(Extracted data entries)

** BEGIN **

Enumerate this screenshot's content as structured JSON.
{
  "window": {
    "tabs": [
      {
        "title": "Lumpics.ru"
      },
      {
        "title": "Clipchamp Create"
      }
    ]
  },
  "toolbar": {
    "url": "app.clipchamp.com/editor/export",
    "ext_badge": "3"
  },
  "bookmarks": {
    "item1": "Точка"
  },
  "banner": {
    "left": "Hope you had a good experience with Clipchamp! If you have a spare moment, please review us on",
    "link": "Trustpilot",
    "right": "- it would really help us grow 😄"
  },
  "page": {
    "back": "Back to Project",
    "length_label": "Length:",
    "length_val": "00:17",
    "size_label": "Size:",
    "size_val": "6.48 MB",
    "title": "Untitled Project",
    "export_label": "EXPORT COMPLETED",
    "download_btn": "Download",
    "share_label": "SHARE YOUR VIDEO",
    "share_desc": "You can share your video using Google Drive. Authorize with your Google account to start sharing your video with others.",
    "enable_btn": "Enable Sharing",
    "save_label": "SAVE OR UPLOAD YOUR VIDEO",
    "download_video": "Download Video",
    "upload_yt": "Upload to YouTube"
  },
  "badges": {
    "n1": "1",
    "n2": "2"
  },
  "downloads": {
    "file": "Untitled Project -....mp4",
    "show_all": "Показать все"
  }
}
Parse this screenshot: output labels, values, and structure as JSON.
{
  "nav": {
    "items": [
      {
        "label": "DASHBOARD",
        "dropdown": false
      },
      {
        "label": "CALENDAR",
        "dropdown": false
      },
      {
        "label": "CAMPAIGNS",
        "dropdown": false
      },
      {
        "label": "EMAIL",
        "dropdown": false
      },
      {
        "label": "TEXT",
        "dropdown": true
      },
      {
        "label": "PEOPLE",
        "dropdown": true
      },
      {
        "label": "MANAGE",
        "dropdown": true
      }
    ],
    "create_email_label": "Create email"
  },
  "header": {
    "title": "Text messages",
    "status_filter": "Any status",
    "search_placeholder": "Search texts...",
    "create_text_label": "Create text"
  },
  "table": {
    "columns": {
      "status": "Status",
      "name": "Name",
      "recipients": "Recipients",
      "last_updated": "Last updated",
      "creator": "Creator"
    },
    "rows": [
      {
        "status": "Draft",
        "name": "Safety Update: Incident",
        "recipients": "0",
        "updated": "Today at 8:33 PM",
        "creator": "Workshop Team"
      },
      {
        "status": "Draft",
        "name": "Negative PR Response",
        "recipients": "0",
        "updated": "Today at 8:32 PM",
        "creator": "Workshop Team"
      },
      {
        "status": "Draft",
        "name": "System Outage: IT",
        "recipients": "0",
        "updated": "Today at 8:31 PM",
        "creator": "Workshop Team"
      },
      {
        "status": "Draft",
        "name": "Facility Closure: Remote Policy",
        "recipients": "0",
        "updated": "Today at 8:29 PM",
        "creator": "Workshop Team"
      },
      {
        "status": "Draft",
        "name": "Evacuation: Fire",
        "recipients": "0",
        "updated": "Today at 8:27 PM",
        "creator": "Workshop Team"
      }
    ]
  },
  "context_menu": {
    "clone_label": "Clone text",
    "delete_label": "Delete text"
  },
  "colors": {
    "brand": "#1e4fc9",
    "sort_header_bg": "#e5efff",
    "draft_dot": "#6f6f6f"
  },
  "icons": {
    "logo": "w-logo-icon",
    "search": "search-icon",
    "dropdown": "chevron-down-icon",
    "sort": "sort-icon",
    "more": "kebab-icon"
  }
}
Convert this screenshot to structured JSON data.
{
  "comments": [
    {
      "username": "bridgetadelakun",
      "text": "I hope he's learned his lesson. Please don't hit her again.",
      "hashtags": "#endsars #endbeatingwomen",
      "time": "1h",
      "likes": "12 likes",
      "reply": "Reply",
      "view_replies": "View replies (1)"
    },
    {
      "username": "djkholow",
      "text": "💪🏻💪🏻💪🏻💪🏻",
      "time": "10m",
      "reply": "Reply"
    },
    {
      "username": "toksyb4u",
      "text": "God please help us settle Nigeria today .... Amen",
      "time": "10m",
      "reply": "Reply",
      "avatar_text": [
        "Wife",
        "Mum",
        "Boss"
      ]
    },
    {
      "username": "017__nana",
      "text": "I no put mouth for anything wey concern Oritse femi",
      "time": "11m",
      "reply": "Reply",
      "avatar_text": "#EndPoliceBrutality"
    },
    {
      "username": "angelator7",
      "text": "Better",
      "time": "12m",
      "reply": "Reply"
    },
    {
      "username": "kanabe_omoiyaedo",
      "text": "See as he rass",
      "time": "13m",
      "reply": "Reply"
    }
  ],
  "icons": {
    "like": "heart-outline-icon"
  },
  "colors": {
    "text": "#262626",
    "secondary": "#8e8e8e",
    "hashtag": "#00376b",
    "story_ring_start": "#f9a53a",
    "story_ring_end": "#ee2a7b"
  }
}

** END **

→ Work to be completed: All lines in the data that contain the word "JSON" should be copied.

→ Complete output:
Enumerate this screenshot's content as structured JSON.
Parse this screenshot: output labels, values, and structure as JSON.
Convert this screenshot to structured JSON data.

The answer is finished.